_Task prompt_. Go through the material below and copy all lines with "spread".

_The input_.
........
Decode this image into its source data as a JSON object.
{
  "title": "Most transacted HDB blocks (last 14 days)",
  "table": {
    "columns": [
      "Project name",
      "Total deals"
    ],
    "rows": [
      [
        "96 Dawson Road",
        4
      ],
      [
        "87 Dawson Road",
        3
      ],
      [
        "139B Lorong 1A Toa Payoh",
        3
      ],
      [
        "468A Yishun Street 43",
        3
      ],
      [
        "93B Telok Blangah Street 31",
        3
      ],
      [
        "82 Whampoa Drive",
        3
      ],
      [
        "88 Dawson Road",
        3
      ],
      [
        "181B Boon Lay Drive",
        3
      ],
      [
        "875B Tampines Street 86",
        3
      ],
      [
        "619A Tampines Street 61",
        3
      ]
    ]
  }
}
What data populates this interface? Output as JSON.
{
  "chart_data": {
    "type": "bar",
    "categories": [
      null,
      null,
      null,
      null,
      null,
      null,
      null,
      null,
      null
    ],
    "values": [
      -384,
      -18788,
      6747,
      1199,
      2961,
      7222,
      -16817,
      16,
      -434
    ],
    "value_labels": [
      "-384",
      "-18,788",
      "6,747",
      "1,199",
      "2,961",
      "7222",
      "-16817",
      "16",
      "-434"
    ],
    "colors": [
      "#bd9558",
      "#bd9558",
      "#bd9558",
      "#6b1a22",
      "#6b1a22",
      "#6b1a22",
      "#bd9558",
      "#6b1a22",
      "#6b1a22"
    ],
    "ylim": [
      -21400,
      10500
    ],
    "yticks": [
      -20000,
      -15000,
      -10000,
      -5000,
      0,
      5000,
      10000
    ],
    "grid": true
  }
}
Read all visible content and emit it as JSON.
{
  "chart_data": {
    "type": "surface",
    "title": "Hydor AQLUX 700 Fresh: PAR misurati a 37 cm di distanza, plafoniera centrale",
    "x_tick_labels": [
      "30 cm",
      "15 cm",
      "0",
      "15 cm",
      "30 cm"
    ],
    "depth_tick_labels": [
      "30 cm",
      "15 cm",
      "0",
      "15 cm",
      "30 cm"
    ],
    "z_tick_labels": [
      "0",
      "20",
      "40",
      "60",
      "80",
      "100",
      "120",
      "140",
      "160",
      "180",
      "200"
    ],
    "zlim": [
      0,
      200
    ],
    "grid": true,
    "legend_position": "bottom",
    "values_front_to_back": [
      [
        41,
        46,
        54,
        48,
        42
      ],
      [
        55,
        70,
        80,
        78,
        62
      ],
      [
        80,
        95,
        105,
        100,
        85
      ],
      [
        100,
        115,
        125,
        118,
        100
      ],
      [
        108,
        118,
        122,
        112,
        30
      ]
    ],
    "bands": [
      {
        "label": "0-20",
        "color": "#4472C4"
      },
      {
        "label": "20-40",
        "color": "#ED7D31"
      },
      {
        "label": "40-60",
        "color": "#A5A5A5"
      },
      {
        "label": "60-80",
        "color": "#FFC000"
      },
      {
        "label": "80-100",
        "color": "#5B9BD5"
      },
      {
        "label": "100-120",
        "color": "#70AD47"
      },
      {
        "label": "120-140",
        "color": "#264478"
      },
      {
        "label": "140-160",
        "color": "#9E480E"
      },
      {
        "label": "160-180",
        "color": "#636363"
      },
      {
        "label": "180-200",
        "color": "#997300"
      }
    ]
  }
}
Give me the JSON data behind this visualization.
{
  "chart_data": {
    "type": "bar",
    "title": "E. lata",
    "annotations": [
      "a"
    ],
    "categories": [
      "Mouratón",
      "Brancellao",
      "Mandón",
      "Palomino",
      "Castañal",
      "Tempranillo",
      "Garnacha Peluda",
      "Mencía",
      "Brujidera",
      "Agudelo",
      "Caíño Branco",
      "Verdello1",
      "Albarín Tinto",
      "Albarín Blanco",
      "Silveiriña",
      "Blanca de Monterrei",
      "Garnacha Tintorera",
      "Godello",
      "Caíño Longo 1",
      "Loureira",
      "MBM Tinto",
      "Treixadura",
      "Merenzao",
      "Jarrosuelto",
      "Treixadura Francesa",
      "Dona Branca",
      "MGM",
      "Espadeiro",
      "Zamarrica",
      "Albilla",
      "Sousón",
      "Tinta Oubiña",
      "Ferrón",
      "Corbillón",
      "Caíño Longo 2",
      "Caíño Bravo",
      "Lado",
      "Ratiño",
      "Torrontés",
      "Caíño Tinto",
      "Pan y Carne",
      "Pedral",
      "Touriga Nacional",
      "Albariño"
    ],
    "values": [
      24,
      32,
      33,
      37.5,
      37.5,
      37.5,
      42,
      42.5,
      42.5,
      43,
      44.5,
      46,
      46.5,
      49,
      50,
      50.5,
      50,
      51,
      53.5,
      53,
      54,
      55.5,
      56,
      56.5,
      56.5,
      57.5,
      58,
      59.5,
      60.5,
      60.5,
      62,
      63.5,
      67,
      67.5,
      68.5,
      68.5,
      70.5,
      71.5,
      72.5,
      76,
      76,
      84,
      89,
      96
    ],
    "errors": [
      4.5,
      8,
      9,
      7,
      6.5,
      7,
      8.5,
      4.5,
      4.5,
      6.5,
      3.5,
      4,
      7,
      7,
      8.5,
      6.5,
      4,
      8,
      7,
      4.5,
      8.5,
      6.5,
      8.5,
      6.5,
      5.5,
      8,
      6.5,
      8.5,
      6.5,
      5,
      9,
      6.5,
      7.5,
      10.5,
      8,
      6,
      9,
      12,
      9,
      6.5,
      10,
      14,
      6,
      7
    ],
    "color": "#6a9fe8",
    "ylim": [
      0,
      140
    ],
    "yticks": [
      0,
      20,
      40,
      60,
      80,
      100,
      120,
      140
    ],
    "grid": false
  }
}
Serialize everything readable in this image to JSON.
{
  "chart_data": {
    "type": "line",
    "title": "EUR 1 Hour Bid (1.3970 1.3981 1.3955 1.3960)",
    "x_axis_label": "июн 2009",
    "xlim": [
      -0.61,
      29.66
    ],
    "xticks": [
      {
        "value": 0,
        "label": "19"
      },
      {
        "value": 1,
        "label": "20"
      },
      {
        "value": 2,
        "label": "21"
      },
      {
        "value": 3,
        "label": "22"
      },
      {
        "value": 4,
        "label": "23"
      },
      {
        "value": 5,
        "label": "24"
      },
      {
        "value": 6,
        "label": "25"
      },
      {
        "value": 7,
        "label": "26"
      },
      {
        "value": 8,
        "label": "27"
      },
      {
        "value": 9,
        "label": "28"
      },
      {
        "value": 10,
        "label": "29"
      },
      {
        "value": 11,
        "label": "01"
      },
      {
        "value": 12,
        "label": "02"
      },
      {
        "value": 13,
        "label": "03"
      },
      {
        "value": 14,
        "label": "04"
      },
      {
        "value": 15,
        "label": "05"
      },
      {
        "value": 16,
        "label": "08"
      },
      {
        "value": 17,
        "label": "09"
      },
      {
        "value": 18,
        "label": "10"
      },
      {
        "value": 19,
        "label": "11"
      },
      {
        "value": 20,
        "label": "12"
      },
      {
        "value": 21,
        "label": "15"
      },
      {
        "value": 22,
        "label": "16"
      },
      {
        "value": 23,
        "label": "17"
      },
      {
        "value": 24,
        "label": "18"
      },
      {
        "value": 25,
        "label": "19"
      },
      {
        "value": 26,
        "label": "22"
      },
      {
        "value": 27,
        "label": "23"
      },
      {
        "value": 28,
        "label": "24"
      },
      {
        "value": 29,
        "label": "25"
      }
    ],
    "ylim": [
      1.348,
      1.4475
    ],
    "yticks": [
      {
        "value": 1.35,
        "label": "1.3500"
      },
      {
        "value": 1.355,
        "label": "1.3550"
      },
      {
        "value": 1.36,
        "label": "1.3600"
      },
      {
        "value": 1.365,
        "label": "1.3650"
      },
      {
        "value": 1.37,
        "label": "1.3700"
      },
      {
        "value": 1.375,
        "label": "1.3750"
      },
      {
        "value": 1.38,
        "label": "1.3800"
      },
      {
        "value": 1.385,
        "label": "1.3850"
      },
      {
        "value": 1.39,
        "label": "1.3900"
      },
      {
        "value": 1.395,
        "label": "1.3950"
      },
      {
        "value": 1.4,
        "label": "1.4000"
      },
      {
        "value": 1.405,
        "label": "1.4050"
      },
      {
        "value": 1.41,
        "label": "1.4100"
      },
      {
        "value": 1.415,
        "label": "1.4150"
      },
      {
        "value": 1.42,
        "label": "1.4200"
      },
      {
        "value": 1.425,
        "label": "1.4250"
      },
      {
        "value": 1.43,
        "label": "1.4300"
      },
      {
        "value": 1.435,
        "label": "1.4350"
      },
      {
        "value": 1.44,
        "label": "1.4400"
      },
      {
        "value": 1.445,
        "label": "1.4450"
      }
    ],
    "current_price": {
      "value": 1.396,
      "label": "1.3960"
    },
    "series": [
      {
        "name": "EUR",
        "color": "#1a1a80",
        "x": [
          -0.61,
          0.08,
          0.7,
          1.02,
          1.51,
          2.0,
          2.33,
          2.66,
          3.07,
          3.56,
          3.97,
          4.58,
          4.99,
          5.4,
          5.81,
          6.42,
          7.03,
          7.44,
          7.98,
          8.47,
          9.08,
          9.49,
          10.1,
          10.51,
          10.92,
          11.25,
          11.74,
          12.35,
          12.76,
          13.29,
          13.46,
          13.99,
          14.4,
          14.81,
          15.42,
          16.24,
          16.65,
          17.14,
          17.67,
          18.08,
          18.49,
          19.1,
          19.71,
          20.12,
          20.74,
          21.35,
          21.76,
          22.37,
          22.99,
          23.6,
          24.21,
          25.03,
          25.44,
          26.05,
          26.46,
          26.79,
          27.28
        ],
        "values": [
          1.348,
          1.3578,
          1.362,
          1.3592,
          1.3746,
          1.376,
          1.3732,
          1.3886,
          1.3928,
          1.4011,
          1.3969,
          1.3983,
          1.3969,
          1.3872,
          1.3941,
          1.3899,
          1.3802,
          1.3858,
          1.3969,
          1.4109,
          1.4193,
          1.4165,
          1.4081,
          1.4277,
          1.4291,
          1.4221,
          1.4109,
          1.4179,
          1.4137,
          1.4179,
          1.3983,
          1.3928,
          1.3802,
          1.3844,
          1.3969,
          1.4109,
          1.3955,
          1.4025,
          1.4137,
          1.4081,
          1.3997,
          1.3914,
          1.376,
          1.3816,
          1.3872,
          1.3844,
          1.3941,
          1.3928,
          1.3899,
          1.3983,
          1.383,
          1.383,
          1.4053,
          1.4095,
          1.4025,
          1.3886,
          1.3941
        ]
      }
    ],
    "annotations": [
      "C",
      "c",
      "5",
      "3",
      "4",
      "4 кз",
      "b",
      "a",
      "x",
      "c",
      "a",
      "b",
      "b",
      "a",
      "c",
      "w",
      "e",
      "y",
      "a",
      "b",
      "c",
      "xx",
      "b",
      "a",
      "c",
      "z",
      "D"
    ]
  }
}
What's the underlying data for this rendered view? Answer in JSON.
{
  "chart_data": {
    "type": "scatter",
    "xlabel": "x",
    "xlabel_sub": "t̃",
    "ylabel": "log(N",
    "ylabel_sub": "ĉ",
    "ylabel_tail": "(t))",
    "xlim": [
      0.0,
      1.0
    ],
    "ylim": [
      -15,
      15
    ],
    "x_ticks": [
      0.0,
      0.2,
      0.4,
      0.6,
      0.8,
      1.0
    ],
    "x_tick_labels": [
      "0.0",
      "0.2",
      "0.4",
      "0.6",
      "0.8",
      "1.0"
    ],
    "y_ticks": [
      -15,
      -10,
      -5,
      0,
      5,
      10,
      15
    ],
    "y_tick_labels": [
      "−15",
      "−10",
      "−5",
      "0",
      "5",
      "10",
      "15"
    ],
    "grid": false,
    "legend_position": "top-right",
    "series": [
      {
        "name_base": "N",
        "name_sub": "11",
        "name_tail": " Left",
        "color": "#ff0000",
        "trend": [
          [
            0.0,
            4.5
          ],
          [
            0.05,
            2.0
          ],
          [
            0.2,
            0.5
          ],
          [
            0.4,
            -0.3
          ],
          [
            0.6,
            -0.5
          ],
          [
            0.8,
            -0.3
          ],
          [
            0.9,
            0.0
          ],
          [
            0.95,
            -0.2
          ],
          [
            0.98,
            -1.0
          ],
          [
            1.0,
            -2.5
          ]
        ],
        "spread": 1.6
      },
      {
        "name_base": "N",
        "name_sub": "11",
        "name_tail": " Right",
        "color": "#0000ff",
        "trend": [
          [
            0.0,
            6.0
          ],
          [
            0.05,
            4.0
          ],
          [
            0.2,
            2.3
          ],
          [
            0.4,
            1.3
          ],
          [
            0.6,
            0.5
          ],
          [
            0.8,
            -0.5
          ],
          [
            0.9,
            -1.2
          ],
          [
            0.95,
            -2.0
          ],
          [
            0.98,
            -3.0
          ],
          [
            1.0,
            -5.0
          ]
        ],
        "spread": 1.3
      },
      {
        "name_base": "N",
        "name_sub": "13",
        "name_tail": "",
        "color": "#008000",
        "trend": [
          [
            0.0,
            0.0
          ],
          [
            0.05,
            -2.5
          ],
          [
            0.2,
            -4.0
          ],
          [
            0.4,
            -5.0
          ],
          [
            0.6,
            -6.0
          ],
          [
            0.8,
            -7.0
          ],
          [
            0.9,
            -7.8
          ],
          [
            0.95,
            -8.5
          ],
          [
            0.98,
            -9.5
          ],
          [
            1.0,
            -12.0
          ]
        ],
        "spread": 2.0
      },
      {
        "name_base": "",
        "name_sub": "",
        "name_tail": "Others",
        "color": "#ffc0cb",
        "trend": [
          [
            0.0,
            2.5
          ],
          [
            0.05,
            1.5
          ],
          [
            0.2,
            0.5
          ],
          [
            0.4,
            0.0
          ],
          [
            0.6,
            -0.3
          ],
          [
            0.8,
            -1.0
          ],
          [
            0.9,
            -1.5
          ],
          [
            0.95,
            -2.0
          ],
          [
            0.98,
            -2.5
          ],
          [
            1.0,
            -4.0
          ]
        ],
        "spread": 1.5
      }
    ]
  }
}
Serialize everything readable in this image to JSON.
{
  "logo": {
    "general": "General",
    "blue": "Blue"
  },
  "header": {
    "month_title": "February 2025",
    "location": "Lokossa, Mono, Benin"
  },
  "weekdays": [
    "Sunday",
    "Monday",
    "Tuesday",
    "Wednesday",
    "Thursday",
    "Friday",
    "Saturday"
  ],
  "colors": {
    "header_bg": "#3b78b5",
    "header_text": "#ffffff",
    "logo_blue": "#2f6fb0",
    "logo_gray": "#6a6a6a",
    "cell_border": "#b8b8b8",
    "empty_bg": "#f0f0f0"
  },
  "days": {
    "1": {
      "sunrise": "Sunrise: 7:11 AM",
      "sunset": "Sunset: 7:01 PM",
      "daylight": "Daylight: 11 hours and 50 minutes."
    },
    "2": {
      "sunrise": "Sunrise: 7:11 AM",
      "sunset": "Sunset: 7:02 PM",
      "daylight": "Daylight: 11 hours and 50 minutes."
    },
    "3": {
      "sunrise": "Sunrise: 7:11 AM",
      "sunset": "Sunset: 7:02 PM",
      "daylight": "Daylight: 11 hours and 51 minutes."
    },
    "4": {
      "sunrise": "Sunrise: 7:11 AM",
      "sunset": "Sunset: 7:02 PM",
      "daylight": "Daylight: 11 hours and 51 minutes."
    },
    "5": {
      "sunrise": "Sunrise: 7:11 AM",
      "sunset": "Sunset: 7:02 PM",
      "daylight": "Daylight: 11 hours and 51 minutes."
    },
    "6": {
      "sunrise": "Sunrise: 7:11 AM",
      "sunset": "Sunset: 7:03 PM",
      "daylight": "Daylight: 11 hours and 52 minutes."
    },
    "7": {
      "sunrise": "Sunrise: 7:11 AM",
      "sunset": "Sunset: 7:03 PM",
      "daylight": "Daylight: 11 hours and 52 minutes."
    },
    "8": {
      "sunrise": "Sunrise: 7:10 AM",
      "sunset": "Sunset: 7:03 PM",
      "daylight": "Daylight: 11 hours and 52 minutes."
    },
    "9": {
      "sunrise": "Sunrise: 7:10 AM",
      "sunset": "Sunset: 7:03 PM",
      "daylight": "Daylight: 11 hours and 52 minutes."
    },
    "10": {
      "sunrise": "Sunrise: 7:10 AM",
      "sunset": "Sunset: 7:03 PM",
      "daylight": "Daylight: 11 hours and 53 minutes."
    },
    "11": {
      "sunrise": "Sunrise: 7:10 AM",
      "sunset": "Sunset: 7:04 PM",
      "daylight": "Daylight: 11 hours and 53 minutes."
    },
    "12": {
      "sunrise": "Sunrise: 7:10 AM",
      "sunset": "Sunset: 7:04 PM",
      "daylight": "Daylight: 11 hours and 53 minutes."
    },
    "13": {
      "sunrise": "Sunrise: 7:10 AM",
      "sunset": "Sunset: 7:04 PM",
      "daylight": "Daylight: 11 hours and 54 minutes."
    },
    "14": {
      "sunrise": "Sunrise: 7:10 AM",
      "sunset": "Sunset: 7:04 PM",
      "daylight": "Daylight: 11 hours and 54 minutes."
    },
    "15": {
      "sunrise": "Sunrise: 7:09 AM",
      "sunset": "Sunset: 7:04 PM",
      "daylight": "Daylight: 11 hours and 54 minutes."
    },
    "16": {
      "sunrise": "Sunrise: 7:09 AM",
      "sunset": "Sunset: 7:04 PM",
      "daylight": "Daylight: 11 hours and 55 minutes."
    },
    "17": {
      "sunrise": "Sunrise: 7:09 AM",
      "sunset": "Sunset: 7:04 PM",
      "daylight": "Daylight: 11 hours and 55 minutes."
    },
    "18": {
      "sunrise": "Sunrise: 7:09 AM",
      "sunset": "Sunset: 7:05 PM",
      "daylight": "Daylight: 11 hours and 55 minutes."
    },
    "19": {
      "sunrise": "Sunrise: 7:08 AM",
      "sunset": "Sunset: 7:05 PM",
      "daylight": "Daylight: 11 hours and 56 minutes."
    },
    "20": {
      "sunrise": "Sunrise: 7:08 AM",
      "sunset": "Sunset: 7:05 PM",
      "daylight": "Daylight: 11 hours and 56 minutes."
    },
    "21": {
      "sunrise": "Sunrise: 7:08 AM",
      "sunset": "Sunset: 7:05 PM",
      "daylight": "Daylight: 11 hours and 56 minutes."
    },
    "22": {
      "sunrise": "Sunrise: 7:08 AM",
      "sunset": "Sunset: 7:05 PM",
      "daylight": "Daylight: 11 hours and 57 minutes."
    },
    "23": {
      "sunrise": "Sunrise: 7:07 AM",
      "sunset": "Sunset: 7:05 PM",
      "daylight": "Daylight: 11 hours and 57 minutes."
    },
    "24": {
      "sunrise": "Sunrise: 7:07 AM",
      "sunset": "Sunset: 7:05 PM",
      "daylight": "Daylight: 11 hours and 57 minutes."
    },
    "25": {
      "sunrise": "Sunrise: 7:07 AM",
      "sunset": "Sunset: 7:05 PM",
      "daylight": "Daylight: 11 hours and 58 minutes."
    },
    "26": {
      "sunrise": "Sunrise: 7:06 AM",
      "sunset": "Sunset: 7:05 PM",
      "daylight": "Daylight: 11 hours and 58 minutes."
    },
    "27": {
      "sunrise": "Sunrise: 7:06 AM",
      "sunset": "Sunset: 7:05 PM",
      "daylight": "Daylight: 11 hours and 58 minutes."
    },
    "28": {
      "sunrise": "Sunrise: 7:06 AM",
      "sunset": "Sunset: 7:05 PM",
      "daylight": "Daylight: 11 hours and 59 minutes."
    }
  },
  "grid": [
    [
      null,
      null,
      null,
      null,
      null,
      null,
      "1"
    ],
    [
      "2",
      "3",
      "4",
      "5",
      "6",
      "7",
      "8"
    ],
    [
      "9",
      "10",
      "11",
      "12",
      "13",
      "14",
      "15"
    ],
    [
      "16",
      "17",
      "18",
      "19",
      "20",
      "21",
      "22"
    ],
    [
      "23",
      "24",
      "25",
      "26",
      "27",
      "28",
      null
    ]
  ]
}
........
_Solution below_.
        "spread": 1.6
        "spread": 1.3
        "spread": 2.0
        "spread": 1.5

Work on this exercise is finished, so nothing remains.